● DIRECTION: Here are some records; return them all exactly.

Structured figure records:
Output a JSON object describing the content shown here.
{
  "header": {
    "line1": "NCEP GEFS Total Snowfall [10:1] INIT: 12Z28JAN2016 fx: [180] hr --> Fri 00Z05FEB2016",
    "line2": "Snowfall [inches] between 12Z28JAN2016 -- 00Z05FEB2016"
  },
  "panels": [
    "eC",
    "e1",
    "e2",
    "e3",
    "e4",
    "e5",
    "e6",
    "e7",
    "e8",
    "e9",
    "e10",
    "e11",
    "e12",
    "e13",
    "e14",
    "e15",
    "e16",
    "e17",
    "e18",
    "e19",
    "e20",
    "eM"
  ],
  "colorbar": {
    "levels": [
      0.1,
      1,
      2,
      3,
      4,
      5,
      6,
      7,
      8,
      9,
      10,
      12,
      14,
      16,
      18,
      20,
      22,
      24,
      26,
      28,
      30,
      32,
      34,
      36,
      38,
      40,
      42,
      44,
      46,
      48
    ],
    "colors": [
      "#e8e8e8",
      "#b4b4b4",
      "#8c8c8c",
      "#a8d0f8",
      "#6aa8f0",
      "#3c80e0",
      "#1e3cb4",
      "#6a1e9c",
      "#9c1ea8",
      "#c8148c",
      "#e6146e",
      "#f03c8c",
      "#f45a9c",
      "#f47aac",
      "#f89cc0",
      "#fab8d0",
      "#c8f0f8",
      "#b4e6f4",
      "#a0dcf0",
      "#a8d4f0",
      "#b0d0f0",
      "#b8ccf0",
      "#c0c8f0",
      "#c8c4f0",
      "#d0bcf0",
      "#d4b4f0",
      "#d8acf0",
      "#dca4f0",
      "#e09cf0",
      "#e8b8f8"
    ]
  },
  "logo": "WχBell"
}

● REPLY:
Output a JSON object describing the content shown here.
{
  "header": {
    "line1": "NCEP GEFS Total Snowfall [10:1] INIT: 12Z28JAN2016 fx: [180] hr --> Fri 00Z05FEB2016",
    "line2": "Snowfall [inches] between 12Z28JAN2016 -- 00Z05FEB2016"
  },
  "panels": [
    "eC",
    "e1",
    "e2",
    "e3",
    "e4",
    "e5",
    "e6",
    "e7",
    "e8",
    "e9",
    "e10",
    "e11",
    "e12",
    "e13",
    "e14",
    "e15",
    "e16",
    "e17",
    "e18",
    "e19",
    "e20",
    "eM"
  ],
  "colorbar": {
    "levels": [
      0.1,
      1,
      2,
      3,
      4,
      5,
      6,
      7,
      8,
      9,
      10,
      12,
      14,
      16,
      18,
      20,
      22,
      24,
      26,
      28,
      30,
      32,
      34,
      36,
      38,
      40,
      42,
      44,
      46,
      48
    ],
    "colors": [
      "#e8e8e8",
      "#b4b4b4",
      "#8c8c8c",
      "#a8d0f8",
      "#6aa8f0",
      "#3c80e0",
      "#1e3cb4",
      "#6a1e9c",
      "#9c1ea8",
      "#c8148c",
      "#e6146e",
      "#f03c8c",
      "#f45a9c",
      "#f47aac",
      "#f89cc0",
      "#fab8d0",
      "#c8f0f8",
      "#b4e6f4",
      "#a0dcf0",
      "#a8d4f0",
      "#b0d0f0",
      "#b8ccf0",
      "#c0c8f0",
      "#c8c4f0",
      "#d0bcf0",
      "#d4b4f0",
      "#d8acf0",
      "#dca4f0",
      "#e09cf0",
      "#e8b8f8"
    ]
  },
  "logo": "WχBell"
}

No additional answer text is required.